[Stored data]
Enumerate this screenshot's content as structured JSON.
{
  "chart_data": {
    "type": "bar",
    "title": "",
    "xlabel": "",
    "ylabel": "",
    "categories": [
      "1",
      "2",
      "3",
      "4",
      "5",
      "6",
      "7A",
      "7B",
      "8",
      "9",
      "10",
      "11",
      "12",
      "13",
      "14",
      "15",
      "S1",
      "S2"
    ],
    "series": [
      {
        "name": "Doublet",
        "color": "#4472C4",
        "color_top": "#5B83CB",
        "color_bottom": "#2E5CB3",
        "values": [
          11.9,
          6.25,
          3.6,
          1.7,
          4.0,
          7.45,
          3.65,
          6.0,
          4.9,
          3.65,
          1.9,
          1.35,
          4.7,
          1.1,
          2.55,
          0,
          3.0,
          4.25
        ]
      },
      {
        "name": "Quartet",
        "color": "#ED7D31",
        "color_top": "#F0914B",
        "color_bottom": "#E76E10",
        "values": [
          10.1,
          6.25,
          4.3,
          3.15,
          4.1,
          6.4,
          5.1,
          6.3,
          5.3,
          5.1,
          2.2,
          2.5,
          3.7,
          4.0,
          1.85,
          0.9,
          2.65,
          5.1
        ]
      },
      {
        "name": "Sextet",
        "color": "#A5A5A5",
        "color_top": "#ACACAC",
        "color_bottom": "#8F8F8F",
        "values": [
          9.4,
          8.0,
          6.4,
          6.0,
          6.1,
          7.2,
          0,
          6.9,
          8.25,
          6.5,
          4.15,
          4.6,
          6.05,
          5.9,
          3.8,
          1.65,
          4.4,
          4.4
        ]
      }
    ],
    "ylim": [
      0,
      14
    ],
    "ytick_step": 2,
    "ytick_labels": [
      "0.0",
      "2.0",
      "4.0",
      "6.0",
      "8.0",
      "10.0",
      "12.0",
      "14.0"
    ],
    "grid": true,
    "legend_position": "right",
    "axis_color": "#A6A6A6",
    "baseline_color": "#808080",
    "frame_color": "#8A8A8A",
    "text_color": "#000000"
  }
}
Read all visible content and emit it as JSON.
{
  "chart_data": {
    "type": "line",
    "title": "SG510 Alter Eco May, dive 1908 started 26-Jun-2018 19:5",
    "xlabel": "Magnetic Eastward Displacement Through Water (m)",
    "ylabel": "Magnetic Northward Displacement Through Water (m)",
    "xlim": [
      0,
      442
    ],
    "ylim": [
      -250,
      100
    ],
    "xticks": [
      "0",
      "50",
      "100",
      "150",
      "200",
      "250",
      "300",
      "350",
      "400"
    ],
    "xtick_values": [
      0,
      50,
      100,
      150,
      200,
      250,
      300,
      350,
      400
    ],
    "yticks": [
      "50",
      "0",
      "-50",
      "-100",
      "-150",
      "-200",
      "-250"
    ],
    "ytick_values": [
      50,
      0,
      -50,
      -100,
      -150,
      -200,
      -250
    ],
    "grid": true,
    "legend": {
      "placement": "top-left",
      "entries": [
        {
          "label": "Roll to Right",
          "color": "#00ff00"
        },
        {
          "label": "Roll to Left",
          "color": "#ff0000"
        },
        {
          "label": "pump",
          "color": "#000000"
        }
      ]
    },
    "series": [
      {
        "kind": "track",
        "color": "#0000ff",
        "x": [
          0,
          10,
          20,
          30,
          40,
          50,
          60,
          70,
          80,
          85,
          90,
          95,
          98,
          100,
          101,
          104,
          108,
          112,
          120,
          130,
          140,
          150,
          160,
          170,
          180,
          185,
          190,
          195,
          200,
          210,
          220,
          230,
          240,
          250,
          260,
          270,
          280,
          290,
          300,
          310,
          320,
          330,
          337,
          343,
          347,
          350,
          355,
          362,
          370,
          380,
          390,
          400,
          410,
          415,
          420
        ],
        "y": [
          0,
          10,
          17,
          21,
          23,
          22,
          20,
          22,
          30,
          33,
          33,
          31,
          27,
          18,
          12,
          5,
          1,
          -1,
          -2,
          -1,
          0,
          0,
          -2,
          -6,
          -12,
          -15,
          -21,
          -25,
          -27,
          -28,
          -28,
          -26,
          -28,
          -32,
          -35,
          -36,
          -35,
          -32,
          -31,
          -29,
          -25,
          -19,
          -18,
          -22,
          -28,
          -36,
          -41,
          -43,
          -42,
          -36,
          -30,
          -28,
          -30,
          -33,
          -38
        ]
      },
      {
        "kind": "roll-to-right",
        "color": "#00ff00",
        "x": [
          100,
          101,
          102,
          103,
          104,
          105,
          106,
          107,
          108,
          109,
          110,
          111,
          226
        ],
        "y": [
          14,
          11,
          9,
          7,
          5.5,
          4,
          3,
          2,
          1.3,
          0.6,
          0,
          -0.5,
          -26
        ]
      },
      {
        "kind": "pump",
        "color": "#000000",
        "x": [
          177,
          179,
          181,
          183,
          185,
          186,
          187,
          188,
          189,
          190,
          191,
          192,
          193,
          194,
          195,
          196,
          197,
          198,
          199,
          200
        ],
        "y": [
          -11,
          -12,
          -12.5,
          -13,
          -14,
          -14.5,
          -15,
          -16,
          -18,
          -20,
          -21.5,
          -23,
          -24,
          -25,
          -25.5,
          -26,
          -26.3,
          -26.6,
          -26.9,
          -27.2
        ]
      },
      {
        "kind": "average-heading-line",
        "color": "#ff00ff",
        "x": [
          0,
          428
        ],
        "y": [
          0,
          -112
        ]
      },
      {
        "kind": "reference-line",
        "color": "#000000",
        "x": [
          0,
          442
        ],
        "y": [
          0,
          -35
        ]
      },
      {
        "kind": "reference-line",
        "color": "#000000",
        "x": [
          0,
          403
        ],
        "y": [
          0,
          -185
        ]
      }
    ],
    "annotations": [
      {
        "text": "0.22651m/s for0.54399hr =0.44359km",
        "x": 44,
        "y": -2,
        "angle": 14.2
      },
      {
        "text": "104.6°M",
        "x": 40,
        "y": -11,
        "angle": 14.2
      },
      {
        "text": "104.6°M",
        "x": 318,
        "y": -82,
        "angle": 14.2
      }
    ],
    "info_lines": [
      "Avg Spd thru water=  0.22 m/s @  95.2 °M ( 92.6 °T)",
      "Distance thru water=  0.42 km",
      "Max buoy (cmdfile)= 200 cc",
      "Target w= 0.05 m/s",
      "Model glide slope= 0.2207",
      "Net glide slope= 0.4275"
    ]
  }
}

Stated goal>
Restate all of the entries exactly, please.

Task solution>
Enumerate this screenshot's content as structured JSON.
{
  "chart_data": {
    "type": "bar",
    "title": "",
    "xlabel": "",
    "ylabel": "",
    "categories": [
      "1",
      "2",
      "3",
      "4",
      "5",
      "6",
      "7A",
      "7B",
      "8",
      "9",
      "10",
      "11",
      "12",
      "13",
      "14",
      "15",
      "S1",
      "S2"
    ],
    "series": [
      {
        "name": "Doublet",
        "color": "#4472C4",
        "color_top": "#5B83CB",
        "color_bottom": "#2E5CB3",
        "values": [
          11.9,
          6.25,
          3.6,
          1.7,
          4.0,
          7.45,
          3.65,
          6.0,
          4.9,
          3.65,
          1.9,
          1.35,
          4.7,
          1.1,
          2.55,
          0,
          3.0,
          4.25
        ]
      },
      {
        "name": "Quartet",
        "color": "#ED7D31",
        "color_top": "#F0914B",
        "color_bottom": "#E76E10",
        "values": [
          10.1,
          6.25,
          4.3,
          3.15,
          4.1,
          6.4,
          5.1,
          6.3,
          5.3,
          5.1,
          2.2,
          2.5,
          3.7,
          4.0,
          1.85,
          0.9,
          2.65,
          5.1
        ]
      },
      {
        "name": "Sextet",
        "color": "#A5A5A5",
        "color_top": "#ACACAC",
        "color_bottom": "#8F8F8F",
        "values": [
          9.4,
          8.0,
          6.4,
          6.0,
          6.1,
          7.2,
          0,
          6.9,
          8.25,
          6.5,
          4.15,
          4.6,
          6.05,
          5.9,
          3.8,
          1.65,
          4.4,
          4.4
        ]
      }
    ],
    "ylim": [
      0,
      14
    ],
    "ytick_step": 2,
    "ytick_labels": [
      "0.0",
      "2.0",
      "4.0",
      "6.0",
      "8.0",
      "10.0",
      "12.0",
      "14.0"
    ],
    "grid": true,
    "legend_position": "right",
    "axis_color": "#A6A6A6",
    "baseline_color": "#808080",
    "frame_color": "#8A8A8A",
    "text_color": "#000000"
  }
}
Read all visible content and emit it as JSON.
{
  "chart_data": {
    "type": "line",
    "title": "SG510 Alter Eco May, dive 1908 started 26-Jun-2018 19:5",
    "xlabel": "Magnetic Eastward Displacement Through Water (m)",
    "ylabel": "Magnetic Northward Displacement Through Water (m)",
    "xlim": [
      0,
      442
    ],
    "ylim": [
      -250,
      100
    ],
    "xticks": [
      "0",
      "50",
      "100",
      "150",
      "200",
      "250",
      "300",
      "350",
      "400"
    ],
    "xtick_values": [
      0,
      50,
      100,
      150,
      200,
      250,
      300,
      350,
      400
    ],
    "yticks": [
      "50",
      "0",
      "-50",
      "-100",
      "-150",
      "-200",
      "-250"
    ],
    "ytick_values": [
      50,
      0,
      -50,
      -100,
      -150,
      -200,
      -250
    ],
    "grid": true,
    "legend": {
      "placement": "top-left",
      "entries": [
        {
          "label": "Roll to Right",
          "color": "#00ff00"
        },
        {
          "label": "Roll to Left",
          "color": "#ff0000"
        },
        {
          "label": "pump",
          "color": "#000000"
        }
      ]
    },
    "series": [
      {
        "kind": "track",
        "color": "#0000ff",
        "x": [
          0,
          10,
          20,
          30,
          40,
          50,
          60,
          70,
          80,
          85,
          90,
          95,
          98,
          100,
          101,
          104,
          108,
          112,
          120,
          130,
          140,
          150,
          160,
          170,
          180,
          185,
          190,
          195,
          200,
          210,
          220,
          230,
          240,
          250,
          260,
          270,
          280,
          290,
          300,
          310,
          320,
          330,
          337,
          343,
          347,
          350,
          355,
          362,
          370,
          380,
          390,
          400,
          410,
          415,
          420
        ],
        "y": [
          0,
          10,
          17,
          21,
          23,
          22,
          20,
          22,
          30,
          33,
          33,
          31,
          27,
          18,
          12,
          5,
          1,
          -1,
          -2,
          -1,
          0,
          0,
          -2,
          -6,
          -12,
          -15,
          -21,
          -25,
          -27,
          -28,
          -28,
          -26,
          -28,
          -32,
          -35,
          -36,
          -35,
          -32,
          -31,
          -29,
          -25,
          -19,
          -18,
          -22,
          -28,
          -36,
          -41,
          -43,
          -42,
          -36,
          -30,
          -28,
          -30,
          -33,
          -38
        ]
      },
      {
        "kind": "roll-to-right",
        "color": "#00ff00",
        "x": [
          100,
          101,
          102,
          103,
          104,
          105,
          106,
          107,
          108,
          109,
          110,
          111,
          226
        ],
        "y": [
          14,
          11,
          9,
          7,
          5.5,
          4,
          3,
          2,
          1.3,
          0.6,
          0,
          -0.5,
          -26
        ]
      },
      {
        "kind": "pump",
        "color": "#000000",
        "x": [
          177,
          179,
          181,
          183,
          185,
          186,
          187,
          188,
          189,
          190,
          191,
          192,
          193,
          194,
          195,
          196,
          197,
          198,
          199,
          200
        ],
        "y": [
          -11,
          -12,
          -12.5,
          -13,
          -14,
          -14.5,
          -15,
          -16,
          -18,
          -20,
          -21.5,
          -23,
          -24,
          -25,
          -25.5,
          -26,
          -26.3,
          -26.6,
          -26.9,
          -27.2
        ]
      },
      {
        "kind": "average-heading-line",
        "color": "#ff00ff",
        "x": [
          0,
          428
        ],
        "y": [
          0,
          -112
        ]
      },
      {
        "kind": "reference-line",
        "color": "#000000",
        "x": [
          0,
          442
        ],
        "y": [
          0,
          -35
        ]
      },
      {
        "kind": "reference-line",
        "color": "#000000",
        "x": [
          0,
          403
        ],
        "y": [
          0,
          -185
        ]
      }
    ],
    "annotations": [
      {
        "text": "0.22651m/s for0.54399hr =0.44359km",
        "x": 44,
        "y": -2,
        "angle": 14.2
      },
      {
        "text": "104.6°M",
        "x": 40,
        "y": -11,
        "angle": 14.2
      },
      {
        "text": "104.6°M",
        "x": 318,
        "y": -82,
        "angle": 14.2
      }
    ],
    "info_lines": [
      "Avg Spd thru water=  0.22 m/s @  95.2 °M ( 92.6 °T)",
      "Distance thru water=  0.42 km",
      "Max buoy (cmdfile)= 200 cc",
      "Target w= 0.05 m/s",
      "Model glide slope= 0.2207",
      "Net glide slope= 0.4275"
    ]
  }
}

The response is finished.